→ WHAT IS REQUIRED:
Copy each line below in which the word "this" occurs.

→ DATA PROVIDED:
== == ==
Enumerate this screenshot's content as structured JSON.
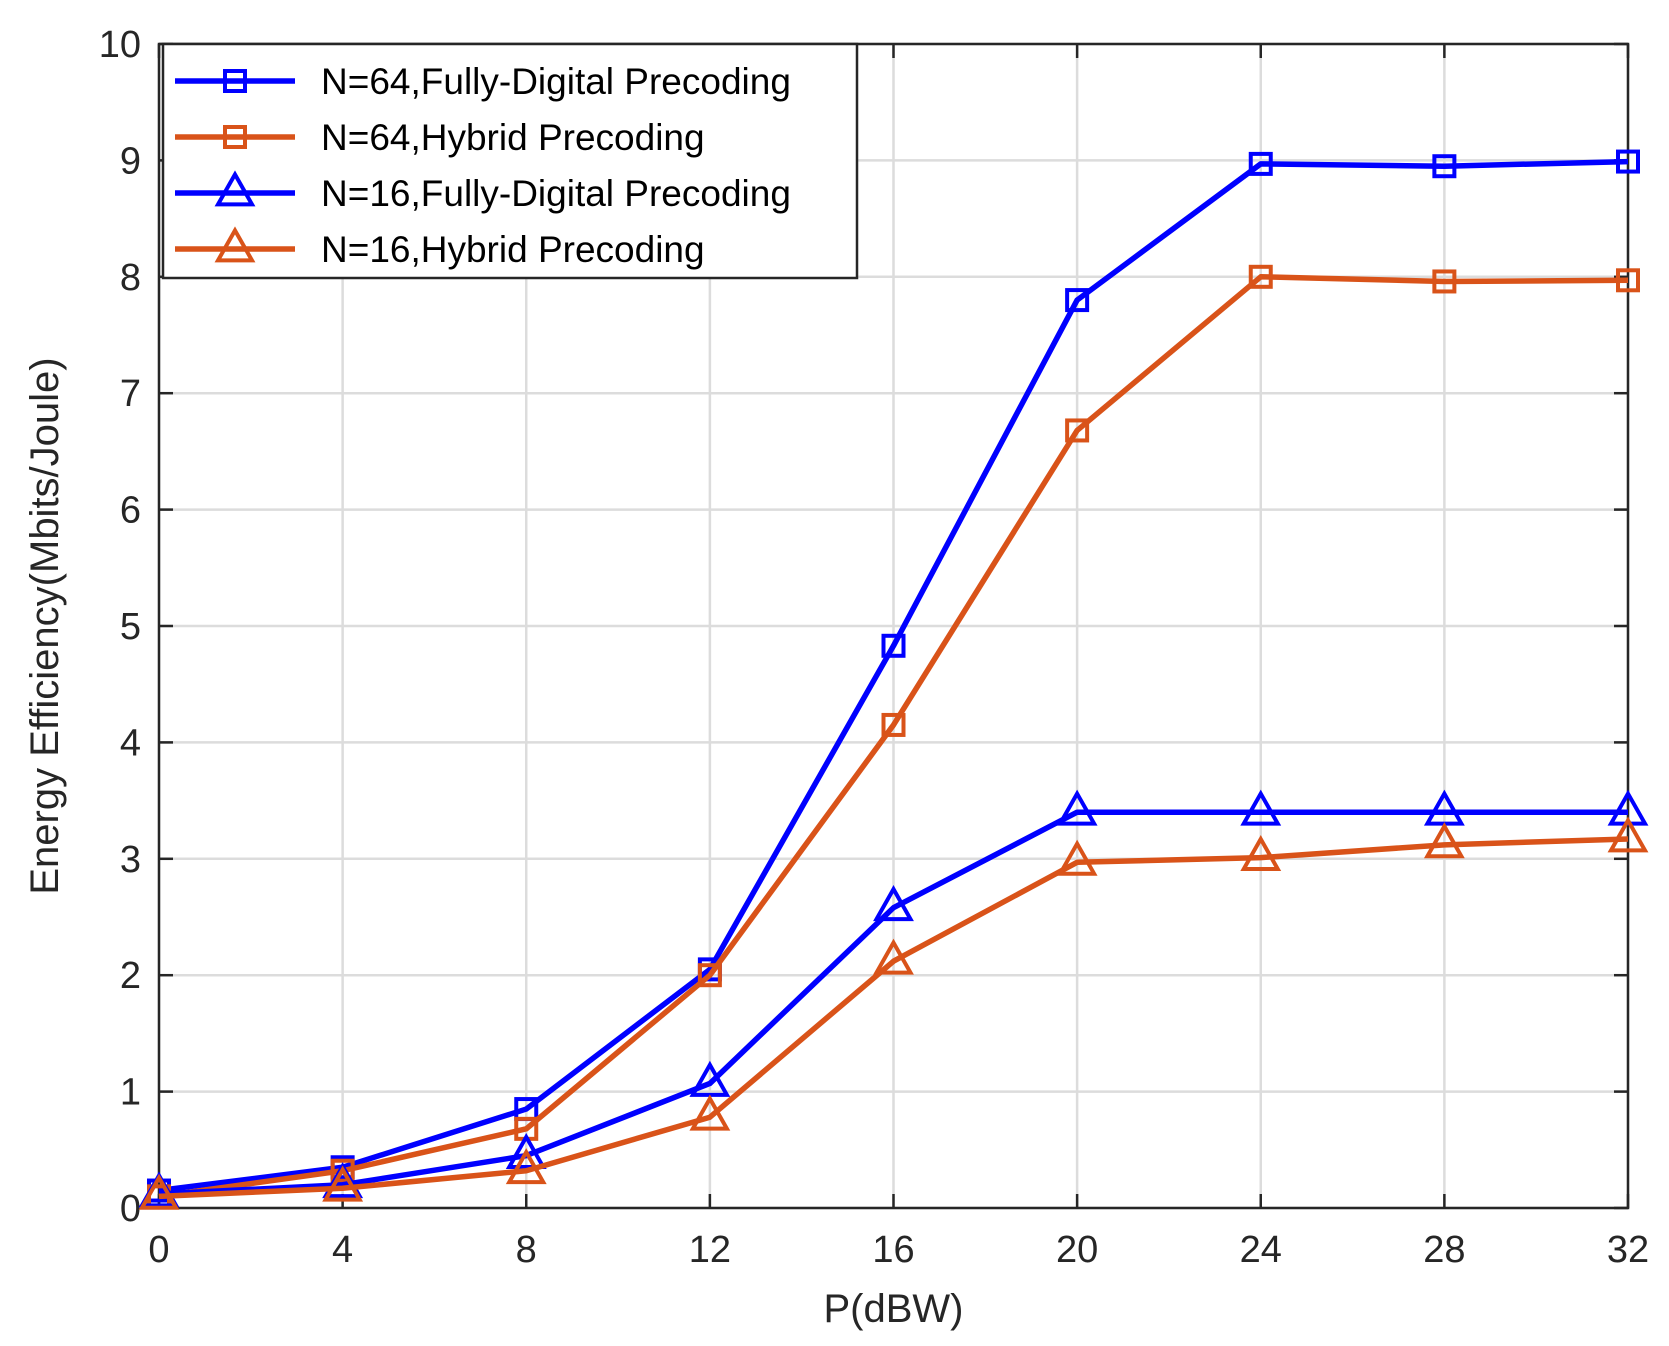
{
  "chart_data": {
    "type": "line",
    "title": "",
    "xlabel": "P(dBW)",
    "ylabel": "Energy Efficiency(Mbits/Joule)",
    "x": [
      0,
      4,
      8,
      12,
      16,
      20,
      24,
      28,
      32
    ],
    "xlim": [
      0,
      32
    ],
    "ylim": [
      0,
      10
    ],
    "xticks": [
      "0",
      "4",
      "8",
      "12",
      "16",
      "20",
      "24",
      "28",
      "32"
    ],
    "yticks": [
      "0",
      "1",
      "2",
      "3",
      "4",
      "5",
      "6",
      "7",
      "8",
      "9",
      "10"
    ],
    "grid": true,
    "legend_position": "top-left",
    "series": [
      {
        "name": "N=64,Fully-Digital Precoding",
        "color": "#0000FF",
        "marker": "square",
        "values": [
          0.15,
          0.35,
          0.85,
          2.05,
          4.83,
          7.8,
          8.97,
          8.95,
          8.99
        ]
      },
      {
        "name": "N=64,Hybrid Precoding",
        "color": "#D95319",
        "marker": "square",
        "values": [
          0.1,
          0.32,
          0.68,
          2.0,
          4.15,
          6.68,
          8.0,
          7.96,
          7.97
        ]
      },
      {
        "name": "N=16,Fully-Digital Precoding",
        "color": "#0000FF",
        "marker": "triangle",
        "values": [
          0.12,
          0.2,
          0.45,
          1.07,
          2.58,
          3.4,
          3.4,
          3.4,
          3.4
        ]
      },
      {
        "name": "N=16,Hybrid Precoding",
        "color": "#D95319",
        "marker": "triangle",
        "values": [
          0.1,
          0.17,
          0.32,
          0.78,
          2.12,
          2.97,
          3.01,
          3.12,
          3.17
        ]
      }
    ]
  }
}
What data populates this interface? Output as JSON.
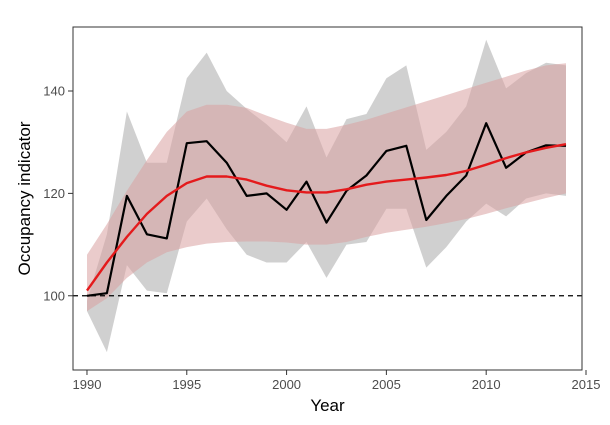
{
  "chart_data": {
    "type": "line",
    "xlabel": "Year",
    "ylabel": "Occupancy indicator",
    "xlim": [
      1989.3,
      2014.8
    ],
    "ylim": [
      85.5,
      152.5
    ],
    "xticks": [
      1990,
      1995,
      2000,
      2005,
      2010,
      2015
    ],
    "yticks": [
      100,
      120,
      140
    ],
    "reference_line": {
      "y": 100,
      "style": "dashed"
    },
    "grid": false,
    "x": [
      1990,
      1991,
      1992,
      1993,
      1994,
      1995,
      1996,
      1997,
      1998,
      1999,
      2000,
      2001,
      2002,
      2003,
      2004,
      2005,
      2006,
      2007,
      2008,
      2009,
      2010,
      2011,
      2012,
      2013,
      2014
    ],
    "series": [
      {
        "key": "annual",
        "color": "#000000",
        "values": [
          100,
          100.5,
          119.5,
          112,
          111.2,
          129.8,
          130.2,
          126,
          119.5,
          120,
          116.8,
          122.3,
          114.3,
          120.5,
          123.5,
          128.3,
          129.3,
          114.8,
          119.5,
          123.5,
          133.7,
          125,
          128,
          129.4,
          129.3
        ],
        "band_color": "#c8c8c8",
        "band_lower": [
          97,
          89,
          106,
          101,
          100.5,
          114.5,
          119,
          113,
          108,
          106.5,
          106.5,
          110.5,
          103.5,
          110,
          110.5,
          117,
          117,
          105.5,
          109.5,
          114.5,
          118,
          115.5,
          119,
          120,
          119.5
        ],
        "band_upper": [
          99,
          112,
          136,
          126,
          126,
          142.5,
          147.5,
          140,
          136.5,
          133.5,
          130,
          137,
          127,
          134.5,
          135.5,
          142.5,
          145,
          128.5,
          132,
          137,
          150,
          140.5,
          143.5,
          145.5,
          145
        ]
      },
      {
        "key": "smoothed",
        "color": "#e41a1c",
        "values": [
          101,
          106.5,
          111.5,
          116,
          119.5,
          122,
          123.3,
          123.3,
          122.7,
          121.5,
          120.6,
          120.2,
          120.2,
          120.8,
          121.7,
          122.3,
          122.7,
          123.1,
          123.6,
          124.4,
          125.6,
          126.9,
          128,
          128.9,
          129.6
        ],
        "band_color": "#d9a0a0",
        "band_lower": [
          97,
          99.5,
          103.5,
          106.5,
          108.5,
          109.5,
          110.2,
          110.5,
          110.6,
          110.6,
          110.4,
          110,
          110,
          110.5,
          111.5,
          112.3,
          112.9,
          113.5,
          114.2,
          115,
          116,
          117.1,
          118.1,
          119.1,
          120
        ],
        "band_upper": [
          108,
          114,
          120.5,
          126.5,
          132,
          136,
          137.3,
          137.3,
          136.7,
          135.2,
          133.8,
          132.6,
          132.6,
          133.4,
          134.4,
          135.6,
          136.8,
          138,
          139.2,
          140.4,
          141.6,
          142.8,
          144,
          145,
          145.4
        ]
      }
    ]
  }
}
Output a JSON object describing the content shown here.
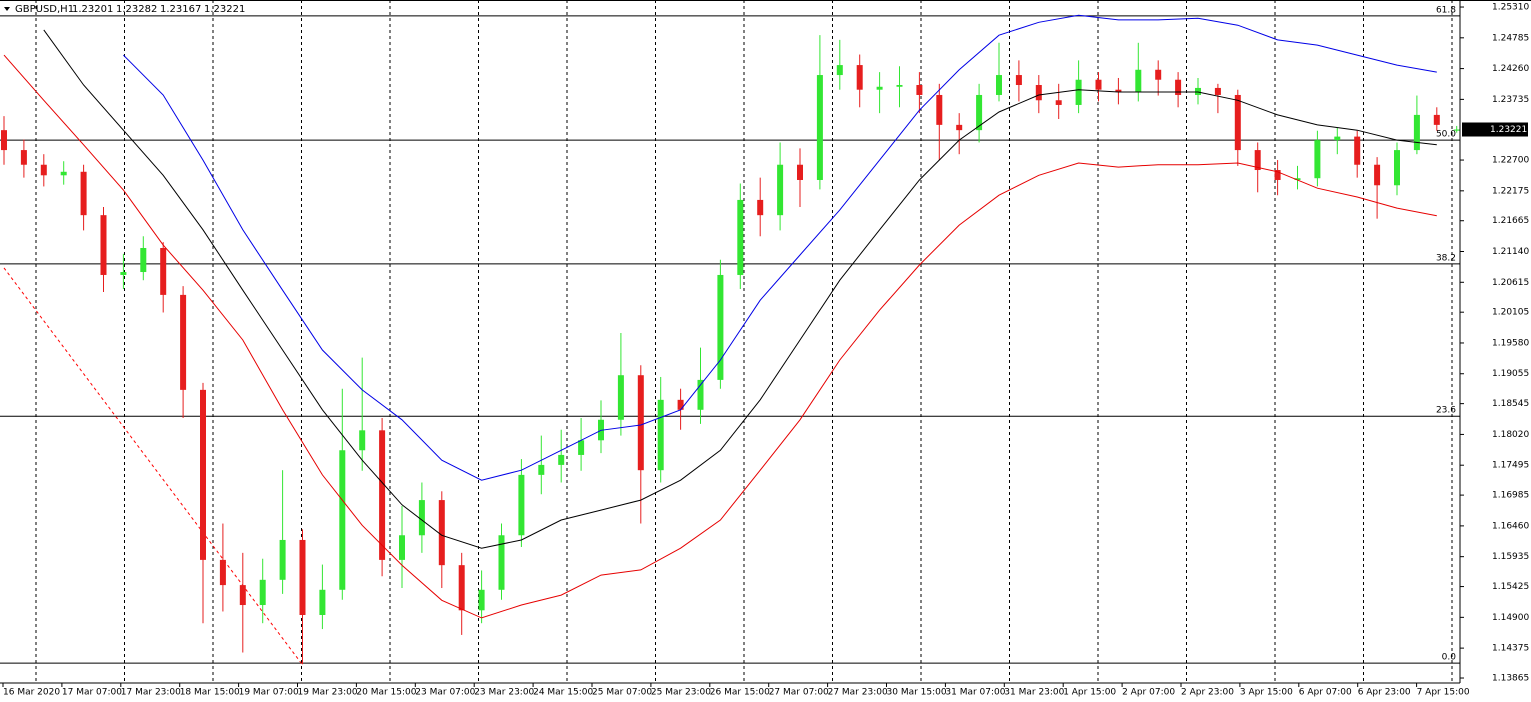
{
  "chart_data": {
    "type": "candlestick",
    "title": "GBPUSD,H1",
    "ohlc": [
      1.23201,
      1.23282,
      1.23167,
      1.23221
    ],
    "last_price": 1.23221,
    "categories": [
      "16 Mar 2020",
      "17 Mar 07:00",
      "17 Mar 23:00",
      "18 Mar 15:00",
      "19 Mar 07:00",
      "19 Mar 23:00",
      "20 Mar 15:00",
      "23 Mar 07:00",
      "23 Mar 23:00",
      "24 Mar 15:00",
      "25 Mar 07:00",
      "25 Mar 23:00",
      "26 Mar 15:00",
      "27 Mar 07:00",
      "27 Mar 23:00",
      "30 Mar 15:00",
      "31 Mar 07:00",
      "31 Mar 23:00",
      "1 Apr 15:00",
      "2 Apr 07:00",
      "2 Apr 23:00",
      "3 Apr 15:00",
      "6 Apr 07:00",
      "6 Apr 23:00",
      "7 Apr 15:00"
    ],
    "open": [
      1.2321,
      1.2287,
      1.2262,
      1.2244,
      1.225,
      1.2176,
      1.2074,
      1.2079,
      1.212,
      1.204,
      1.1878,
      1.1588,
      1.1545,
      1.1511,
      1.1554,
      1.1622,
      1.1494,
      1.1537,
      1.1775,
      1.1809,
      1.1588,
      1.163,
      1.169,
      1.1579,
      1.1502,
      1.1537,
      1.163,
      1.1733,
      1.175,
      1.1767,
      1.1792,
      1.1827,
      1.1903,
      1.1741,
      1.1861,
      1.1844,
      1.1895,
      1.2074,
      1.2202,
      1.2176,
      1.2262,
      1.2236,
      1.2415,
      1.2432,
      1.239,
      1.2395,
      1.2398,
      1.2381,
      1.233,
      1.2321,
      1.2381,
      1.2415,
      1.2398,
      1.2372,
      1.2364,
      1.2407,
      1.239,
      1.2386,
      1.2424,
      1.2407,
      1.2381,
      1.2393,
      1.2381,
      1.2287,
      1.2253,
      1.2236,
      1.2239,
      1.2304,
      1.231,
      1.2262,
      1.2227,
      1.2287,
      1.2347,
      1.23201
    ],
    "high": [
      1.2345,
      1.2305,
      1.228,
      1.2268,
      1.2262,
      1.219,
      1.211,
      1.214,
      1.213,
      1.2055,
      1.189,
      1.165,
      1.16,
      1.159,
      1.1741,
      1.164,
      1.158,
      1.188,
      1.1933,
      1.183,
      1.168,
      1.172,
      1.1705,
      1.16,
      1.157,
      1.165,
      1.176,
      1.18,
      1.181,
      1.183,
      1.186,
      1.1975,
      1.192,
      1.19,
      1.188,
      1.195,
      1.21,
      1.223,
      1.224,
      1.23,
      1.229,
      1.2483,
      1.2475,
      1.245,
      1.242,
      1.243,
      1.242,
      1.24,
      1.235,
      1.24,
      1.247,
      1.244,
      1.2415,
      1.24,
      1.244,
      1.242,
      1.241,
      1.247,
      1.244,
      1.242,
      1.241,
      1.24,
      1.239,
      1.23,
      1.227,
      1.226,
      1.232,
      1.2325,
      1.232,
      1.2275,
      1.23,
      1.238,
      1.236,
      1.23282
    ],
    "low": [
      1.2262,
      1.224,
      1.2225,
      1.2228,
      1.215,
      1.2045,
      1.205,
      1.2065,
      1.201,
      1.183,
      1.148,
      1.15,
      1.143,
      1.148,
      1.153,
      1.141,
      1.147,
      1.152,
      1.174,
      1.156,
      1.154,
      1.16,
      1.154,
      1.146,
      1.148,
      1.152,
      1.161,
      1.17,
      1.172,
      1.174,
      1.177,
      1.18,
      1.165,
      1.172,
      1.181,
      1.182,
      1.188,
      1.205,
      1.214,
      1.215,
      1.219,
      1.222,
      1.239,
      1.236,
      1.235,
      1.236,
      1.235,
      1.227,
      1.228,
      1.23,
      1.237,
      1.237,
      1.235,
      1.234,
      1.235,
      1.237,
      1.2365,
      1.237,
      1.238,
      1.236,
      1.2365,
      1.235,
      1.226,
      1.2215,
      1.221,
      1.222,
      1.2225,
      1.228,
      1.224,
      1.217,
      1.221,
      1.228,
      1.232,
      1.23167
    ],
    "close": [
      1.2287,
      1.2262,
      1.2244,
      1.225,
      1.2176,
      1.2074,
      1.2079,
      1.212,
      1.204,
      1.1878,
      1.1588,
      1.1545,
      1.1511,
      1.1554,
      1.1622,
      1.1494,
      1.1537,
      1.1775,
      1.1809,
      1.1588,
      1.163,
      1.169,
      1.1579,
      1.1502,
      1.1537,
      1.163,
      1.1733,
      1.175,
      1.1767,
      1.1792,
      1.1827,
      1.1903,
      1.1741,
      1.1861,
      1.1844,
      1.1895,
      1.2074,
      1.2202,
      1.2176,
      1.2262,
      1.2236,
      1.2415,
      1.2432,
      1.239,
      1.2395,
      1.2398,
      1.2381,
      1.233,
      1.2321,
      1.2381,
      1.2415,
      1.2398,
      1.2372,
      1.2364,
      1.2407,
      1.239,
      1.2386,
      1.2424,
      1.2407,
      1.2381,
      1.2393,
      1.2381,
      1.2287,
      1.2253,
      1.2236,
      1.2239,
      1.2304,
      1.231,
      1.2262,
      1.2227,
      1.2287,
      1.2347,
      1.233,
      1.23221
    ],
    "up_color": "#33e633",
    "down_color": "#e61e1e",
    "moving_averages": [
      {
        "color": "#e60000",
        "values": [
          1.2449,
          1.2372,
          1.2296,
          1.2219,
          1.2125,
          1.2048,
          1.1963,
          1.1844,
          1.1733,
          1.1647,
          1.1579,
          1.1519,
          1.1489,
          1.1511,
          1.1528,
          1.1562,
          1.1571,
          1.1608,
          1.1656,
          1.1741,
          1.1827,
          1.1929,
          1.2014,
          1.2091,
          1.2159,
          1.221,
          1.2244,
          1.2265,
          1.2258,
          1.2262,
          1.2262,
          1.2265,
          1.225,
          1.2222,
          1.2207,
          1.2188,
          1.2175
        ]
      },
      {
        "color": "#000000",
        "values": [
          null,
          1.2492,
          1.2398,
          1.2321,
          1.2244,
          1.2151,
          1.2048,
          1.1946,
          1.1844,
          1.1758,
          1.1682,
          1.163,
          1.1608,
          1.1622,
          1.1656,
          1.1673,
          1.169,
          1.1724,
          1.1775,
          1.1861,
          1.1963,
          1.2065,
          1.2151,
          1.2236,
          1.2304,
          1.2352,
          1.2381,
          1.239,
          1.2386,
          1.2386,
          1.2386,
          1.2372,
          1.2347,
          1.233,
          1.2321,
          1.2304,
          1.2296
        ]
      },
      {
        "color": "#0000e6",
        "values": [
          null,
          null,
          null,
          1.2449,
          1.2381,
          1.227,
          1.2151,
          1.2048,
          1.1946,
          1.1878,
          1.1827,
          1.1758,
          1.1724,
          1.1741,
          1.1775,
          1.1809,
          1.1818,
          1.1844,
          1.1929,
          1.2031,
          1.2108,
          1.2185,
          1.227,
          1.2355,
          1.2424,
          1.2483,
          1.2505,
          1.2517,
          1.2509,
          1.2509,
          1.2512,
          1.25,
          1.2475,
          1.2466,
          1.2449,
          1.2432,
          1.242
        ]
      }
    ],
    "trendline": {
      "color": "#ff0000",
      "x": [
        0,
        15
      ],
      "values": [
        1.2086,
        1.1409
      ]
    },
    "fib": {
      "levels": [
        61.8,
        {
          "value": 50,
          "label": "50.0"
        },
        38.2,
        23.6,
        {
          "value": 0,
          "label": "0.0"
        }
      ],
      "prices": [
        1.2516,
        1.2304,
        1.2093,
        1.1833,
        1.1412
      ]
    },
    "ylim": [
      1.1378,
      1.2543
    ],
    "yticks": [
      {
        "value": 1.2531,
        "label": "1.25310"
      },
      1.24785,
      {
        "value": 1.2426,
        "label": "1.24260"
      },
      1.23735,
      {
        "value": 1.227,
        "label": "1.22700"
      },
      1.22175,
      1.21665,
      {
        "value": 1.2114,
        "label": "1.21140"
      },
      1.20615,
      1.20105,
      {
        "value": 1.1958,
        "label": "1.19580"
      },
      1.19055,
      1.18545,
      {
        "value": 1.1802,
        "label": "1.18020"
      },
      1.17495,
      1.16985,
      {
        "value": 1.1646,
        "label": "1.16460"
      },
      1.15935,
      1.15425,
      {
        "value": 1.149,
        "label": "1.14900"
      },
      1.14375,
      1.13865
    ],
    "grid": true
  }
}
== == ==
→ RIGHT ANSWER:
Enumerate this screenshot's content as structured JSON.
What data populates this interface? Output as JSON.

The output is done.